§ PROBLEM REQUIREMENTS:
Where a line contains the word "Plasma", copy that line in full.

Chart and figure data
------------------------------------------------
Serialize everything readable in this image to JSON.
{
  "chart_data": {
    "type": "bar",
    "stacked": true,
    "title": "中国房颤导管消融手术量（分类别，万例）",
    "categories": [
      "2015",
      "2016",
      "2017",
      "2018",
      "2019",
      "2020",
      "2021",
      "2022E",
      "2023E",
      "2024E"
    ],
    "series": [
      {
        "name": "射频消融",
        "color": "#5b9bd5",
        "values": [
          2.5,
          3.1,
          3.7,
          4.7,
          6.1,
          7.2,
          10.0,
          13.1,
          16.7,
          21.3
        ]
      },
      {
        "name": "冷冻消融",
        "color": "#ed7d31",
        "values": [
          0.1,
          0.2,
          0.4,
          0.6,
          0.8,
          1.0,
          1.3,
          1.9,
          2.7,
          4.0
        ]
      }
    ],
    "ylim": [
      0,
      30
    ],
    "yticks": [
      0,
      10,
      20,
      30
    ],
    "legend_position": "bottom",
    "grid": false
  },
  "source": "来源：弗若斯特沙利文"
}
------------------------------------------------
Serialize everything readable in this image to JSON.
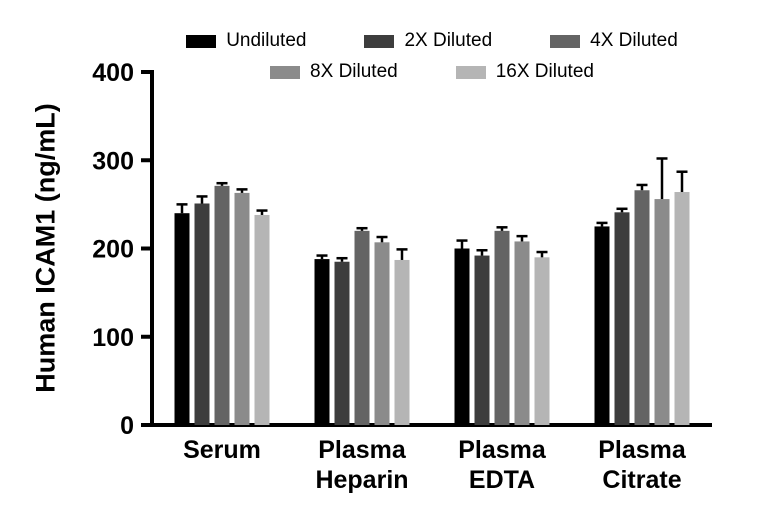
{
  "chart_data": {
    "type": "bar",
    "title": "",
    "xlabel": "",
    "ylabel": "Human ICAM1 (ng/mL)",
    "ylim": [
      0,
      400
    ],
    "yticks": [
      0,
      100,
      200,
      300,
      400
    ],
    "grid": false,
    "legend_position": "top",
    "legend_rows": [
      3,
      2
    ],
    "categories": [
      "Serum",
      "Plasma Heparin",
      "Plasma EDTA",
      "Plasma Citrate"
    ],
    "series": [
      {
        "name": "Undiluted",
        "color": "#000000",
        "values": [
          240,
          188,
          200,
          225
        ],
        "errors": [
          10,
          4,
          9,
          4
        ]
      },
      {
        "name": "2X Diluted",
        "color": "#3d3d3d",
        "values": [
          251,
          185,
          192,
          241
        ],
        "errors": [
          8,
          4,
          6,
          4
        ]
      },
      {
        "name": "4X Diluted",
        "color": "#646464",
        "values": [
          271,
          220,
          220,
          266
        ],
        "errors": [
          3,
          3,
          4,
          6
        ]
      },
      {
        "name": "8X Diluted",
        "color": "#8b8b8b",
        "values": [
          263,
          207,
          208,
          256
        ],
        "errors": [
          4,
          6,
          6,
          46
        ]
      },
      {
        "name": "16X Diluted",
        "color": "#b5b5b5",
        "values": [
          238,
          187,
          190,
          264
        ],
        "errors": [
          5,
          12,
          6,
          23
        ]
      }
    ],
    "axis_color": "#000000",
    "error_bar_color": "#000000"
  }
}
------------------------------------------------
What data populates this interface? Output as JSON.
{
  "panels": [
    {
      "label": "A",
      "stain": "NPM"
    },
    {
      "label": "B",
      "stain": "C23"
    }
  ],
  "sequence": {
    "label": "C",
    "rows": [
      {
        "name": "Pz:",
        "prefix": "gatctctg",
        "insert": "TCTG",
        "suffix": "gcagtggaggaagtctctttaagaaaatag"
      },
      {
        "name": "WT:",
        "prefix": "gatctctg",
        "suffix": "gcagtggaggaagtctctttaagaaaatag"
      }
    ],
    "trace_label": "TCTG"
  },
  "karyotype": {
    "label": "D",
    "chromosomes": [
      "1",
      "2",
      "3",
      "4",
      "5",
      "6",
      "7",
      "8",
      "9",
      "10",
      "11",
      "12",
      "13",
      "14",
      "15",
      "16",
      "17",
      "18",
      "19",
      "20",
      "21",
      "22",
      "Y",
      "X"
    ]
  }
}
------------------------------------------------
§ SOLUTION BELOW:
      "Plasma Heparin",
      "Plasma EDTA",
      "Plasma Citrate"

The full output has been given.